━━ Recorded information

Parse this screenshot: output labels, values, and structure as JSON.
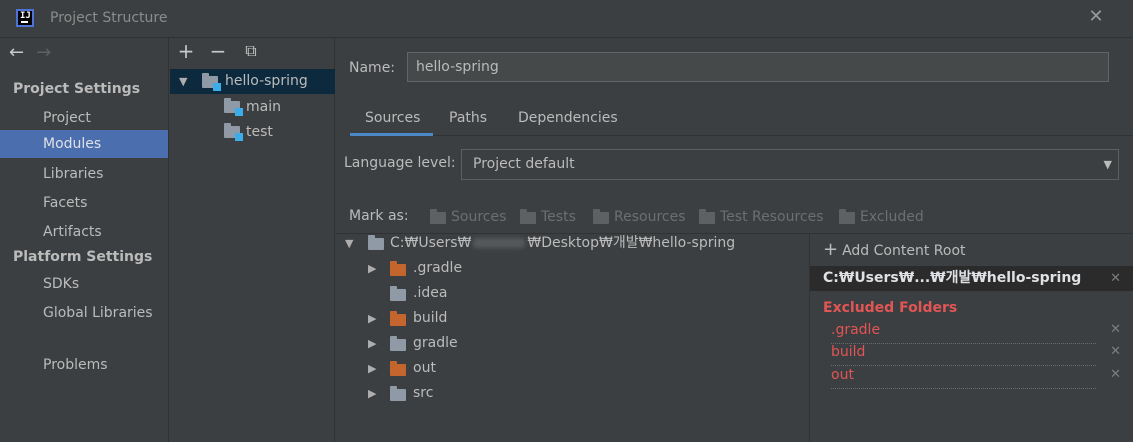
{
  "window": {
    "title": "Project Structure"
  },
  "sidebar": {
    "project_settings_heading": "Project Settings",
    "platform_settings_heading": "Platform Settings",
    "items": [
      {
        "label": "Project"
      },
      {
        "label": "Modules"
      },
      {
        "label": "Libraries"
      },
      {
        "label": "Facets"
      },
      {
        "label": "Artifacts"
      },
      {
        "label": "SDKs"
      },
      {
        "label": "Global Libraries"
      },
      {
        "label": "Problems"
      }
    ]
  },
  "module_tree": {
    "toolbar": {
      "add": "+",
      "remove": "−",
      "copy": "⧉"
    },
    "root": "hello-spring",
    "children": [
      "main",
      "test"
    ]
  },
  "module": {
    "name_label": "Name:",
    "name_value": "hello-spring",
    "tabs": [
      "Sources",
      "Paths",
      "Dependencies"
    ],
    "language_level_label": "Language level:",
    "language_level_value": "Project default",
    "mark_as_label": "Mark as:",
    "mark_as_options": [
      "Sources",
      "Tests",
      "Resources",
      "Test Resources",
      "Excluded"
    ],
    "content_root_path": "C:₩Users₩",
    "content_root_path_tail": "₩Desktop₩개발₩hello-spring",
    "folders": [
      {
        "name": ".gradle",
        "expandable": true,
        "color": "#c4652d"
      },
      {
        "name": ".idea",
        "expandable": false,
        "color": "#8f9aa6"
      },
      {
        "name": "build",
        "expandable": true,
        "color": "#c4652d"
      },
      {
        "name": "gradle",
        "expandable": true,
        "color": "#8f9aa6"
      },
      {
        "name": "out",
        "expandable": true,
        "color": "#c4652d"
      },
      {
        "name": "src",
        "expandable": true,
        "color": "#8f9aa6"
      }
    ]
  },
  "content_roots": {
    "add_label": "Add Content Root",
    "root_label": "C:₩Users₩...₩개발₩hello-spring",
    "excluded_heading": "Excluded Folders",
    "excluded": [
      ".gradle",
      "build",
      "out"
    ]
  },
  "colors": {
    "accent": "#4b6eaf",
    "excluded": "#e25555",
    "excluded_folder": "#c4652d"
  }
}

━━━━

● Task to complete
Reproduce the material word for word, minus the images.

● Task output
Parse this screenshot: output labels, values, and structure as JSON.
{
  "window": {
    "title": "Project Structure"
  },
  "sidebar": {
    "project_settings_heading": "Project Settings",
    "platform_settings_heading": "Platform Settings",
    "items": [
      {
        "label": "Project"
      },
      {
        "label": "Modules"
      },
      {
        "label": "Libraries"
      },
      {
        "label": "Facets"
      },
      {
        "label": "Artifacts"
      },
      {
        "label": "SDKs"
      },
      {
        "label": "Global Libraries"
      },
      {
        "label": "Problems"
      }
    ]
  },
  "module_tree": {
    "toolbar": {
      "add": "+",
      "remove": "−",
      "copy": "⧉"
    },
    "root": "hello-spring",
    "children": [
      "main",
      "test"
    ]
  },
  "module": {
    "name_label": "Name:",
    "name_value": "hello-spring",
    "tabs": [
      "Sources",
      "Paths",
      "Dependencies"
    ],
    "language_level_label": "Language level:",
    "language_level_value": "Project default",
    "mark_as_label": "Mark as:",
    "mark_as_options": [
      "Sources",
      "Tests",
      "Resources",
      "Test Resources",
      "Excluded"
    ],
    "content_root_path": "C:₩Users₩",
    "content_root_path_tail": "₩Desktop₩개발₩hello-spring",
    "folders": [
      {
        "name": ".gradle",
        "expandable": true,
        "color": "#c4652d"
      },
      {
        "name": ".idea",
        "expandable": false,
        "color": "#8f9aa6"
      },
      {
        "name": "build",
        "expandable": true,
        "color": "#c4652d"
      },
      {
        "name": "gradle",
        "expandable": true,
        "color": "#8f9aa6"
      },
      {
        "name": "out",
        "expandable": true,
        "color": "#c4652d"
      },
      {
        "name": "src",
        "expandable": true,
        "color": "#8f9aa6"
      }
    ]
  },
  "content_roots": {
    "add_label": "Add Content Root",
    "root_label": "C:₩Users₩...₩개발₩hello-spring",
    "excluded_heading": "Excluded Folders",
    "excluded": [
      ".gradle",
      "build",
      "out"
    ]
  },
  "colors": {
    "accent": "#4b6eaf",
    "excluded": "#e25555",
    "excluded_folder": "#c4652d"
  }
}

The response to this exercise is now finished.